Requirement » Scan the records below for the word "Montegranaro" and give only the number of lines that hold it.

[Task material start]

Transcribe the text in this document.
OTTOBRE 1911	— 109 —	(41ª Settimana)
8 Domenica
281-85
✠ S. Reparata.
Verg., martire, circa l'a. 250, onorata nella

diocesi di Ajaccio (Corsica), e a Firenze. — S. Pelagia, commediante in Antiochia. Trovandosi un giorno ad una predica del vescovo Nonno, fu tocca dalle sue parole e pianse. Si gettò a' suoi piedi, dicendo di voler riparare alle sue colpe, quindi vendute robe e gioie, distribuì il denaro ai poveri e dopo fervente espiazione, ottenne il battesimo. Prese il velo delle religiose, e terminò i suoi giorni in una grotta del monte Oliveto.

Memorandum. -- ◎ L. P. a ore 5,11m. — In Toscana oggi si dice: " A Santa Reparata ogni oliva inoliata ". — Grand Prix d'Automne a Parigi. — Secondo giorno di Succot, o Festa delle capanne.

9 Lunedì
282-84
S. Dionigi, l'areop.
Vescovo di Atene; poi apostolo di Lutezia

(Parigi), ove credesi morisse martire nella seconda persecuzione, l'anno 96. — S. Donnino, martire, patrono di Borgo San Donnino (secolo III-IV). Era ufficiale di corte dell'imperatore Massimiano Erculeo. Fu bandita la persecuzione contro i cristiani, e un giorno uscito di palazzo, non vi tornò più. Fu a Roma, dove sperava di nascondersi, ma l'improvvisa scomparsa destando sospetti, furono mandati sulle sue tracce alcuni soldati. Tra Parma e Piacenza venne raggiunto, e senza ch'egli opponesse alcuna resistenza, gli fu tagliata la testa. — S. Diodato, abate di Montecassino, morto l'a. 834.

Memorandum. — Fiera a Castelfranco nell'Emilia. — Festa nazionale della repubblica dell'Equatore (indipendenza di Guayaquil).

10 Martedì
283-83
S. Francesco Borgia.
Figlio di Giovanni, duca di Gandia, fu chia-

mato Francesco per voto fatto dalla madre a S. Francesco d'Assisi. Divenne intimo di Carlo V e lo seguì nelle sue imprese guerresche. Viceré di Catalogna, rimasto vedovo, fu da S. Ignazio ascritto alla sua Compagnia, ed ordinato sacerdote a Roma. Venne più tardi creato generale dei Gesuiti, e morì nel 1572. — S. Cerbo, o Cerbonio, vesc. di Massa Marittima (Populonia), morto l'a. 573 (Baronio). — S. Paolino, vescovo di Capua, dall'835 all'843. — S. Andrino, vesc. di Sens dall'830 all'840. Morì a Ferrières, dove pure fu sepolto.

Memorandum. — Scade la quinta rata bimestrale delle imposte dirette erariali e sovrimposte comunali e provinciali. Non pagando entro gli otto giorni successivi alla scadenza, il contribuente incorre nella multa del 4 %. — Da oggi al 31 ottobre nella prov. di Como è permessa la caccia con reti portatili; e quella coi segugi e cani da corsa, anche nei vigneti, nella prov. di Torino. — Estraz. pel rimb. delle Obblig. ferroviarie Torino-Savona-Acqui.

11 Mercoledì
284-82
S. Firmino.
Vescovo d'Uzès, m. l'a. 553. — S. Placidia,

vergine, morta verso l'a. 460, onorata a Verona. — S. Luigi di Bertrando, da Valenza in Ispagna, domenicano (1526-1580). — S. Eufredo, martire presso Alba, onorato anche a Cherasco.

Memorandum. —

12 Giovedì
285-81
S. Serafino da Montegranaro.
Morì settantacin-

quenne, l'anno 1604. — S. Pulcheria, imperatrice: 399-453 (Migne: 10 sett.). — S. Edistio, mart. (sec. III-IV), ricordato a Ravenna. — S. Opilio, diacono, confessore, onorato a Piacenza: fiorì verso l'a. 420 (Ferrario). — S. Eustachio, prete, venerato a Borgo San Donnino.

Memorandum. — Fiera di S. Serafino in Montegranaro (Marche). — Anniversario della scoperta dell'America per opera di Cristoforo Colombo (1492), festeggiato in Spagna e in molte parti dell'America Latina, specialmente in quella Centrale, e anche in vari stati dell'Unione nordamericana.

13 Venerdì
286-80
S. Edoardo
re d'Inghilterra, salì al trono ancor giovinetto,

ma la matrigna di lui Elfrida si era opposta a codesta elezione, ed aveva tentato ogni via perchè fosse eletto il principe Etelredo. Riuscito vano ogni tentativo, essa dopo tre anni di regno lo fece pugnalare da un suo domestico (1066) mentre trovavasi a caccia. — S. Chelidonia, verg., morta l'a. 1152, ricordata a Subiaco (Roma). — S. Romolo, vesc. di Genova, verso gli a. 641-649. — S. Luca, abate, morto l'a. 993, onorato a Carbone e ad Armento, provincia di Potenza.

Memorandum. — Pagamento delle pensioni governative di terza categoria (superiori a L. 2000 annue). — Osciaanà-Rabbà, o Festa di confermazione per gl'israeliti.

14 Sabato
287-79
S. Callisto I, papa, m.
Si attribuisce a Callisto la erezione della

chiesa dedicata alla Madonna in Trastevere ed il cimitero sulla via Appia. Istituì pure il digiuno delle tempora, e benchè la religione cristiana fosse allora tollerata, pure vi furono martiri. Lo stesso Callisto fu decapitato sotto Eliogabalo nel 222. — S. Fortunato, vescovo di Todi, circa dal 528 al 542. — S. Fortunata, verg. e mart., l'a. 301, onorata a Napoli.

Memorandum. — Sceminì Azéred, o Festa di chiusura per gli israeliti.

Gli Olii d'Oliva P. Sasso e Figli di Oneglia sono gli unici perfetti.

[Task material end]

Exercise solution » 2